- _PROBLEM TO WORK ON_
Find the word "aged" in the data. Return every line where it appears.

[Records from a collection]
## start

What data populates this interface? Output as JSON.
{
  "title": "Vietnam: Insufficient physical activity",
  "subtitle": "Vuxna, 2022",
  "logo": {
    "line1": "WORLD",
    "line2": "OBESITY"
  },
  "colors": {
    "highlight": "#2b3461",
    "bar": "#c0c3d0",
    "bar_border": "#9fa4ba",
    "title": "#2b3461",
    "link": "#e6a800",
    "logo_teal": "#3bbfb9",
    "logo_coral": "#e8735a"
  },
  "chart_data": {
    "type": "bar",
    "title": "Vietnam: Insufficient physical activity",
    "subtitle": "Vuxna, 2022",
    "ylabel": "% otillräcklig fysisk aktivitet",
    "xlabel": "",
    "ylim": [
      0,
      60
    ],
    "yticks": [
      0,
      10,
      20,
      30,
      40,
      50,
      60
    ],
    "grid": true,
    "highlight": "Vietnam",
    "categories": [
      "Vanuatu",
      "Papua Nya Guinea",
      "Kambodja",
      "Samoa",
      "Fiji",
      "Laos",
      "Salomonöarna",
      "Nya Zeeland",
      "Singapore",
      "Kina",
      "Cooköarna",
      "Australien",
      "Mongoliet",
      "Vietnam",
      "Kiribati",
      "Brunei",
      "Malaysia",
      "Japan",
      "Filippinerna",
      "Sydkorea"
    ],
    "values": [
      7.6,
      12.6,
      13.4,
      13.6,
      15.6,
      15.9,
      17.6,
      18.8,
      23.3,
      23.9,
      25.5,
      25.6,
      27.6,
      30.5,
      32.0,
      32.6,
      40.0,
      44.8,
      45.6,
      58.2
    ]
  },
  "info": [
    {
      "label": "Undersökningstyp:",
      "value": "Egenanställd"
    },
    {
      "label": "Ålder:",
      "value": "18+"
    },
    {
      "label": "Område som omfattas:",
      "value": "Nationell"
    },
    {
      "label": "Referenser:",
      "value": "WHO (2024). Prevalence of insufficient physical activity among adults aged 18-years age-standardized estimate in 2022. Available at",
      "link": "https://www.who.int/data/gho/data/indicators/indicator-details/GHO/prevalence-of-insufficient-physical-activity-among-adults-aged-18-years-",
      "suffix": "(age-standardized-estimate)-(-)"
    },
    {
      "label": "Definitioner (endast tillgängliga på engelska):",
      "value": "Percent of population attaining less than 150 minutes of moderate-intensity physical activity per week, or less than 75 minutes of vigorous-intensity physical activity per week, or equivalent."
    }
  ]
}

## end

- _RESULT OF THE EXERCISE_
      "value": "WHO (2024). Prevalence of insufficient physical activity among adults aged 18-years age-standardized estimate in 2022. Available at",
      "link": "https://www.who.int/data/gho/data/indicators/indicator-details/GHO/prevalence-of-insufficient-physical-activity-among-adults-aged-18-years-",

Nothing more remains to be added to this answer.